*Exercise goal*.
Without the images, write out the whole listing exactly.

*Supplied data*.
* Begin *

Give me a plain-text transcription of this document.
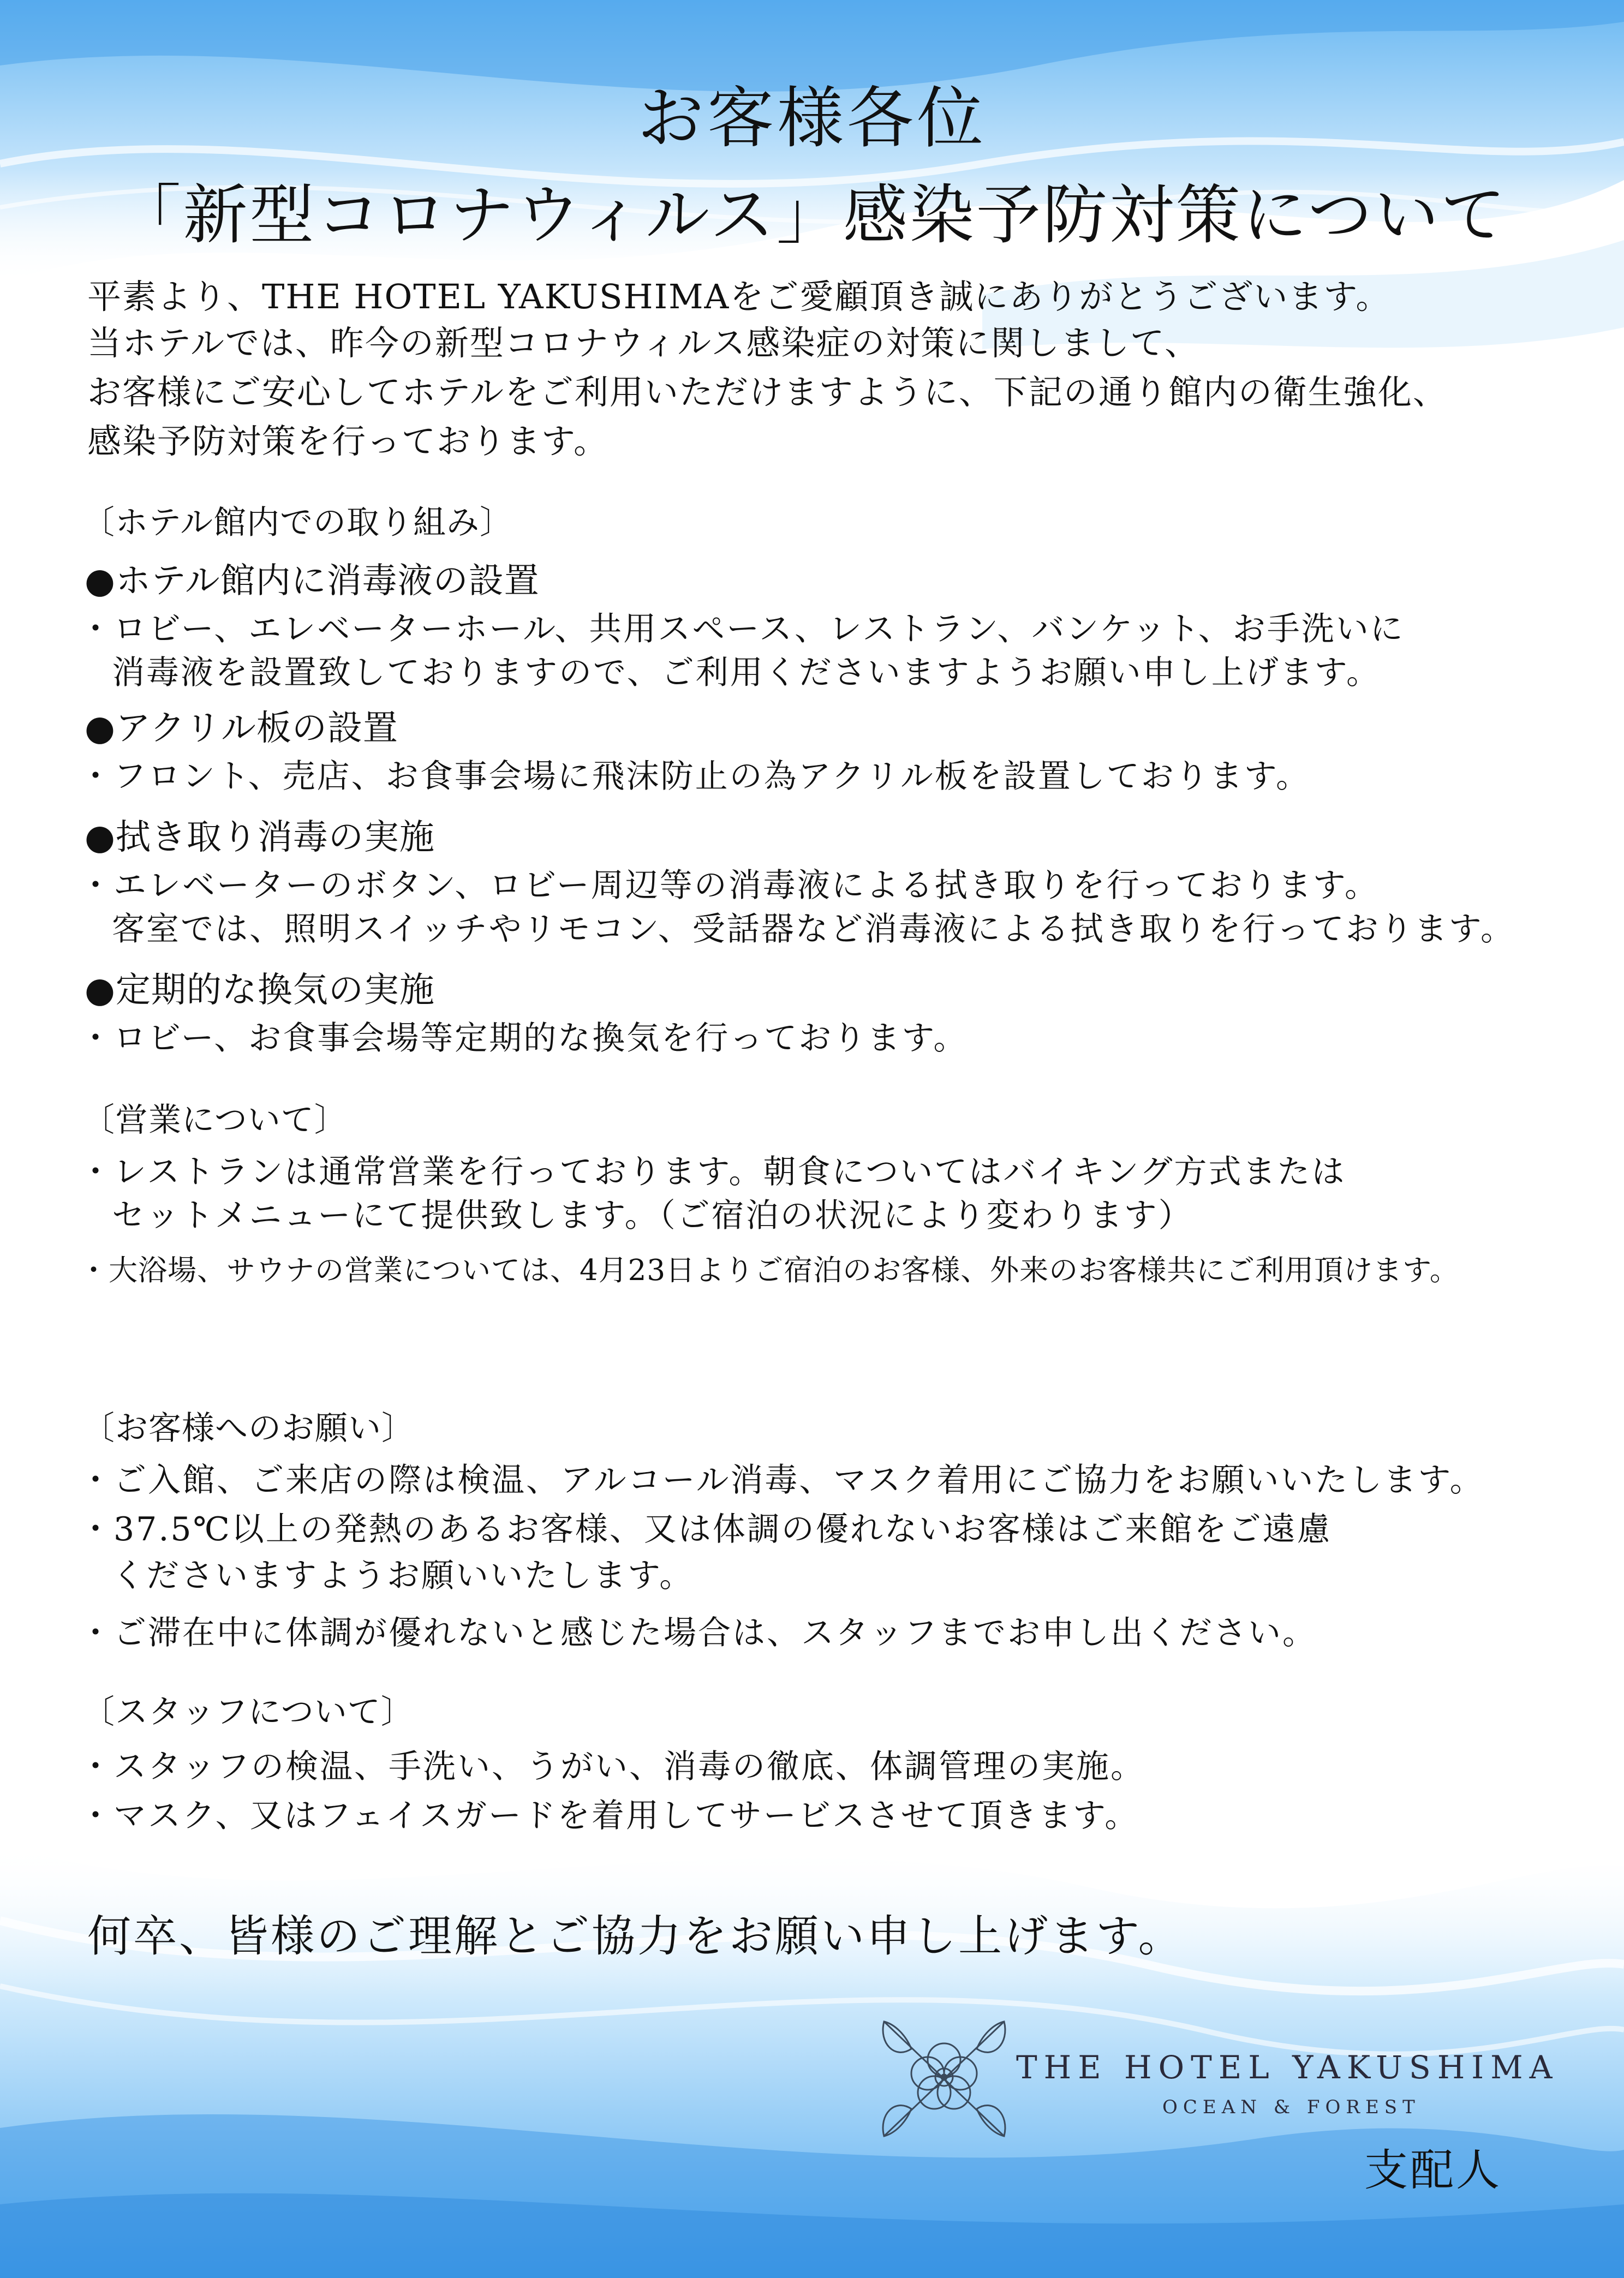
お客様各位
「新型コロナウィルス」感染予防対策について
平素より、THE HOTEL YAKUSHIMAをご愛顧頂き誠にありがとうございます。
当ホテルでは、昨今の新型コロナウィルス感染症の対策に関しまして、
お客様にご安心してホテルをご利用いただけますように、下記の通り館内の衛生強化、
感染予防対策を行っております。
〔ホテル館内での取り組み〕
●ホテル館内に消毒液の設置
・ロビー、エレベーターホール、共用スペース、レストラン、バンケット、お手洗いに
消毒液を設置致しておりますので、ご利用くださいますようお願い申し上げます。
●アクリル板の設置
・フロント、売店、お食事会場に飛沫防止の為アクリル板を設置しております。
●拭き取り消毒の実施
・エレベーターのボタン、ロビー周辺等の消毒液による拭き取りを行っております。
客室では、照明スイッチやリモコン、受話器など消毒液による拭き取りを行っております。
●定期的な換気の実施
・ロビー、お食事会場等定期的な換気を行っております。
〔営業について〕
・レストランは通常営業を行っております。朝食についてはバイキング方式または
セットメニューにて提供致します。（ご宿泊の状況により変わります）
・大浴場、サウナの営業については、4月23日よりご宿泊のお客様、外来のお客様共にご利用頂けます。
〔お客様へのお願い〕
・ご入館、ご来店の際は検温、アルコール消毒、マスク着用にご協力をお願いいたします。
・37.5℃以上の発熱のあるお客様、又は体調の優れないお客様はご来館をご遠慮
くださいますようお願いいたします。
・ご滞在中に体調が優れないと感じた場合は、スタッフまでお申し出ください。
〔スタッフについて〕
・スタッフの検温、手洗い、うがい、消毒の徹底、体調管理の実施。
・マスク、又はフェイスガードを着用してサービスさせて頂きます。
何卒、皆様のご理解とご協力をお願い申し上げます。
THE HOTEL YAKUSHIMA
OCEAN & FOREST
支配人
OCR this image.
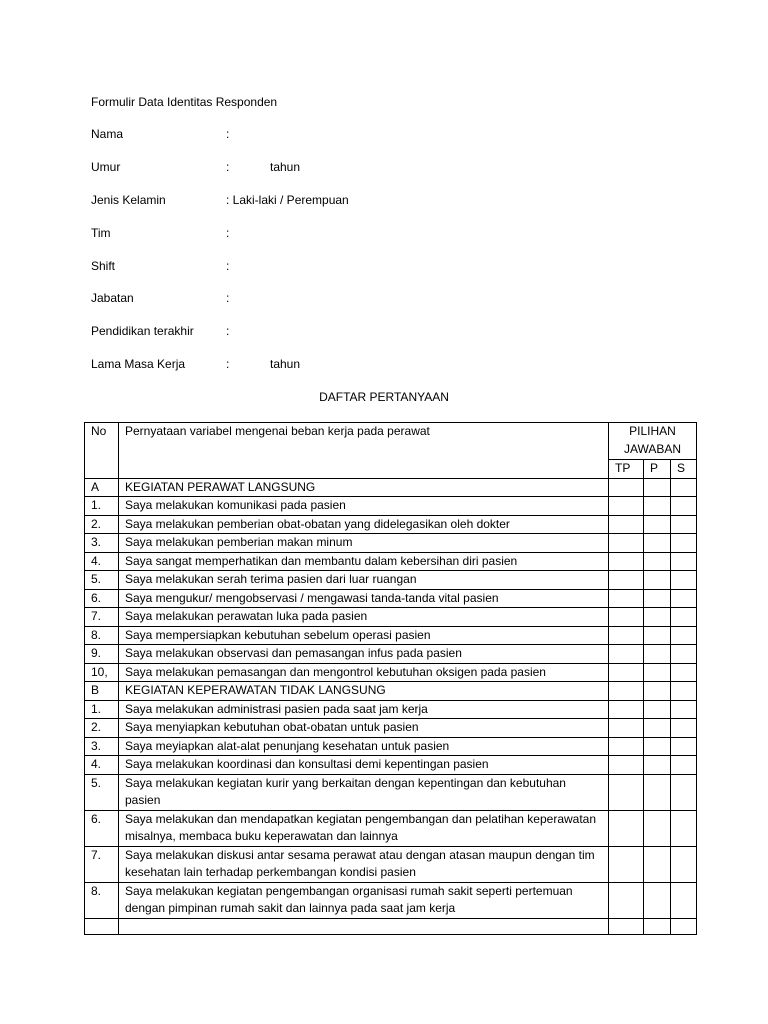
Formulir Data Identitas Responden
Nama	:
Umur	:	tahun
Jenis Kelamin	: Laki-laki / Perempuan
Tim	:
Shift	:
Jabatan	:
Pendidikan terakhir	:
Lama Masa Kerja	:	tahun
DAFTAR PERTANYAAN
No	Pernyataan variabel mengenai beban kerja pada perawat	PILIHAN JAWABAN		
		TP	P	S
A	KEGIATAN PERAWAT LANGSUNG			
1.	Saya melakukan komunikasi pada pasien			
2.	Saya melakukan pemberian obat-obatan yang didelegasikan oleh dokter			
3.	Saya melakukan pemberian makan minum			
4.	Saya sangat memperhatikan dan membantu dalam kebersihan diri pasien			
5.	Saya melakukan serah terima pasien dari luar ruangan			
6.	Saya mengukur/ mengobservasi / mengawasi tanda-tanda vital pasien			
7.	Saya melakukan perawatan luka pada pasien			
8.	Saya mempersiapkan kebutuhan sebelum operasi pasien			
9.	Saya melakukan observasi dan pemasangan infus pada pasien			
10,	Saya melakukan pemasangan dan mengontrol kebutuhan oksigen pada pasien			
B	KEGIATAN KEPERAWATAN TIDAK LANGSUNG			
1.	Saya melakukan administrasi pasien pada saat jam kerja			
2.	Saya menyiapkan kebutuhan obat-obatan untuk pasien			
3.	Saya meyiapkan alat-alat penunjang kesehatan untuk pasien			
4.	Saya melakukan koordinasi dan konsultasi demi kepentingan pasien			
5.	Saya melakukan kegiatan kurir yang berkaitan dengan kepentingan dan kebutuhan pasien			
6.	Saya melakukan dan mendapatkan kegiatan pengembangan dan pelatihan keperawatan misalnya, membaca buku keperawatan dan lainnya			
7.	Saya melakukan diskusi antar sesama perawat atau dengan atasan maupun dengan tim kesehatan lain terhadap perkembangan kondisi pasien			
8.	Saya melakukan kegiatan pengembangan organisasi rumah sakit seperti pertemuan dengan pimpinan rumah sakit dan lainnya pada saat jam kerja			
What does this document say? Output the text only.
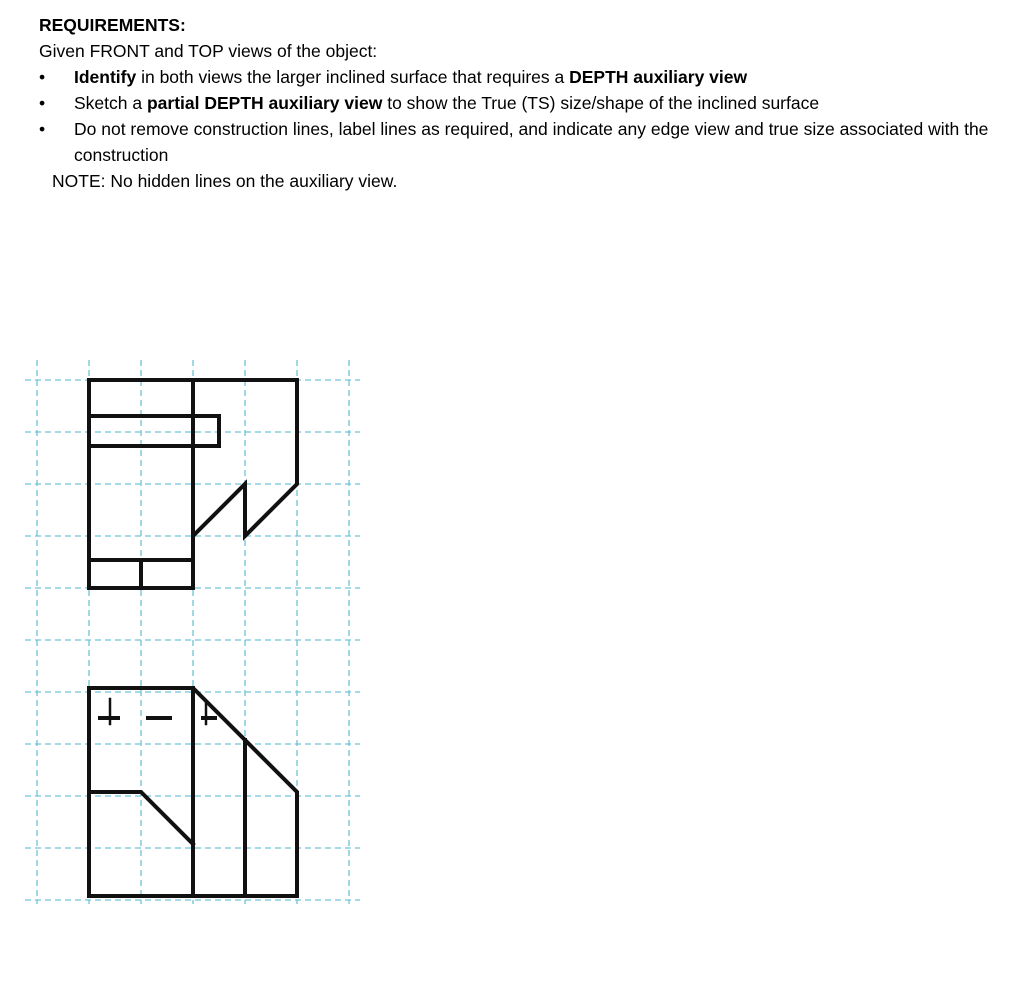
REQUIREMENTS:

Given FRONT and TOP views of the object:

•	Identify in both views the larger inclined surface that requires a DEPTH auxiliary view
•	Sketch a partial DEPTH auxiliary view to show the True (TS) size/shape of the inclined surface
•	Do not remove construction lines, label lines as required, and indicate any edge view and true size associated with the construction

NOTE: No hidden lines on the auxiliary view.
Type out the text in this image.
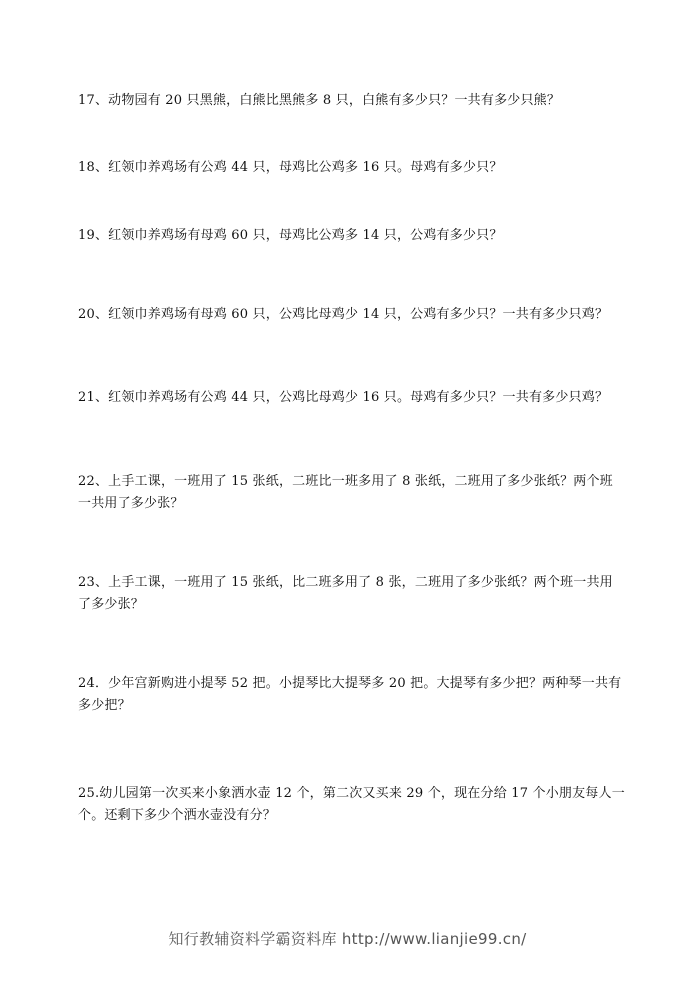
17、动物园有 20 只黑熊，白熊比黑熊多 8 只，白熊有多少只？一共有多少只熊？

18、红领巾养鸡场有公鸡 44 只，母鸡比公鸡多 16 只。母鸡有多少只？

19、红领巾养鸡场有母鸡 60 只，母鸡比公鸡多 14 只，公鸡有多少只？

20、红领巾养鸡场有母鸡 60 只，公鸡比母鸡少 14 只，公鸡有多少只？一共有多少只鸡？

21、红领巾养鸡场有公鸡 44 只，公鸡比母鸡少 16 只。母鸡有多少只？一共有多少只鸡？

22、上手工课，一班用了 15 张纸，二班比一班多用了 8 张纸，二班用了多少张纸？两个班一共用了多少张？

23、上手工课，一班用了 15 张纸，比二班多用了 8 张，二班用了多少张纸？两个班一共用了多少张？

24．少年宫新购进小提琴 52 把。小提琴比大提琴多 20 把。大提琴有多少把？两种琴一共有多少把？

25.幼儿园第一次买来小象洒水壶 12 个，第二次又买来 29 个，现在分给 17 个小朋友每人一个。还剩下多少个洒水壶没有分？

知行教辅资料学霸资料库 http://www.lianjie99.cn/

* End *

*Expected output*.
Give me a plain-text transcription of this document.
お客様各位
「新型コロナウィルス」感染予防対策について
平素より、THE HOTEL YAKUSHIMAをご愛顧頂き誠にありがとうございます。
当ホテルでは、昨今の新型コロナウィルス感染症の対策に関しまして、
お客様にご安心してホテルをご利用いただけますように、下記の通り館内の衛生強化、
感染予防対策を行っております。
〔ホテル館内での取り組み〕
●ホテル館内に消毒液の設置
・ロビー、エレベーターホール、共用スペース、レストラン、バンケット、お手洗いに
消毒液を設置致しておりますので、ご利用くださいますようお願い申し上げます。
●アクリル板の設置
・フロント、売店、お食事会場に飛沫防止の為アクリル板を設置しております。
●拭き取り消毒の実施
・エレベーターのボタン、ロビー周辺等の消毒液による拭き取りを行っております。
客室では、照明スイッチやリモコン、受話器など消毒液による拭き取りを行っております。
●定期的な換気の実施
・ロビー、お食事会場等定期的な換気を行っております。
〔営業について〕
・レストランは通常営業を行っております。朝食についてはバイキング方式または
セットメニューにて提供致します。（ご宿泊の状況により変わります）
・大浴場、サウナの営業については、4月23日よりご宿泊のお客様、外来のお客様共にご利用頂けます。
〔お客様へのお願い〕
・ご入館、ご来店の際は検温、アルコール消毒、マスク着用にご協力をお願いいたします。
・37.5℃以上の発熱のあるお客様、又は体調の優れないお客様はご来館をご遠慮
くださいますようお願いいたします。
・ご滞在中に体調が優れないと感じた場合は、スタッフまでお申し出ください。
〔スタッフについて〕
・スタッフの検温、手洗い、うがい、消毒の徹底、体調管理の実施。
・マスク、又はフェイスガードを着用してサービスさせて頂きます。
何卒、皆様のご理解とご協力をお願い申し上げます。
THE HOTEL YAKUSHIMA
OCEAN & FOREST
支配人
OCR this image.
Formulir Data Identitas Responden
Nama	:
Umur	:	tahun
Jenis Kelamin	: Laki-laki / Perempuan
Tim	:
Shift	:
Jabatan	:
Pendidikan terakhir	:
Lama Masa Kerja	:	tahun
DAFTAR PERTANYAAN
No	Pernyataan variabel mengenai beban kerja pada perawat	PILIHAN JAWABAN		
		TP	P	S
A	KEGIATAN PERAWAT LANGSUNG			
1.	Saya melakukan komunikasi pada pasien			
2.	Saya melakukan pemberian obat-obatan yang didelegasikan oleh dokter			
3.	Saya melakukan pemberian makan minum			
4.	Saya sangat memperhatikan dan membantu dalam kebersihan diri pasien			
5.	Saya melakukan serah terima pasien dari luar ruangan			
6.	Saya mengukur/ mengobservasi / mengawasi tanda-tanda vital pasien			
7.	Saya melakukan perawatan luka pada pasien			
8.	Saya mempersiapkan kebutuhan sebelum operasi pasien			
9.	Saya melakukan observasi dan pemasangan infus pada pasien			
10,	Saya melakukan pemasangan dan mengontrol kebutuhan oksigen pada pasien			
B	KEGIATAN KEPERAWATAN TIDAK LANGSUNG			
1.	Saya melakukan administrasi pasien pada saat jam kerja			
2.	Saya menyiapkan kebutuhan obat-obatan untuk pasien			
3.	Saya meyiapkan alat-alat penunjang kesehatan untuk pasien			
4.	Saya melakukan koordinasi dan konsultasi demi kepentingan pasien			
5.	Saya melakukan kegiatan kurir yang berkaitan dengan kepentingan dan kebutuhan pasien			
6.	Saya melakukan dan mendapatkan kegiatan pengembangan dan pelatihan keperawatan misalnya, membaca buku keperawatan dan lainnya			
7.	Saya melakukan diskusi antar sesama perawat atau dengan atasan maupun dengan tim kesehatan lain terhadap perkembangan kondisi pasien			
8.	Saya melakukan kegiatan pengembangan organisasi rumah sakit seperti pertemuan dengan pimpinan rumah sakit dan lainnya pada saat jam kerja			
What does this document say? Output the text only.
REQUIREMENTS:

Given FRONT and TOP views of the object:

•	Identify in both views the larger inclined surface that requires a DEPTH auxiliary view
•	Sketch a partial DEPTH auxiliary view to show the True (TS) size/shape of the inclined surface
•	Do not remove construction lines, label lines as required, and indicate any edge view and true size associated with the construction

NOTE: No hidden lines on the auxiliary view.
Type out the text in this image.
17、动物园有 20 只黑熊，白熊比黑熊多 8 只，白熊有多少只？一共有多少只熊？

18、红领巾养鸡场有公鸡 44 只，母鸡比公鸡多 16 只。母鸡有多少只？

19、红领巾养鸡场有母鸡 60 只，母鸡比公鸡多 14 只，公鸡有多少只？

20、红领巾养鸡场有母鸡 60 只，公鸡比母鸡少 14 只，公鸡有多少只？一共有多少只鸡？

21、红领巾养鸡场有公鸡 44 只，公鸡比母鸡少 16 只。母鸡有多少只？一共有多少只鸡？

22、上手工课，一班用了 15 张纸，二班比一班多用了 8 张纸，二班用了多少张纸？两个班一共用了多少张？

23、上手工课，一班用了 15 张纸，比二班多用了 8 张，二班用了多少张纸？两个班一共用了多少张？

24．少年宫新购进小提琴 52 把。小提琴比大提琴多 20 把。大提琴有多少把？两种琴一共有多少把？

25.幼儿园第一次买来小象洒水壶 12 个，第二次又买来 29 个，现在分给 17 个小朋友每人一个。还剩下多少个洒水壶没有分？

知行教辅资料学霸资料库 http://www.lianjie99.cn/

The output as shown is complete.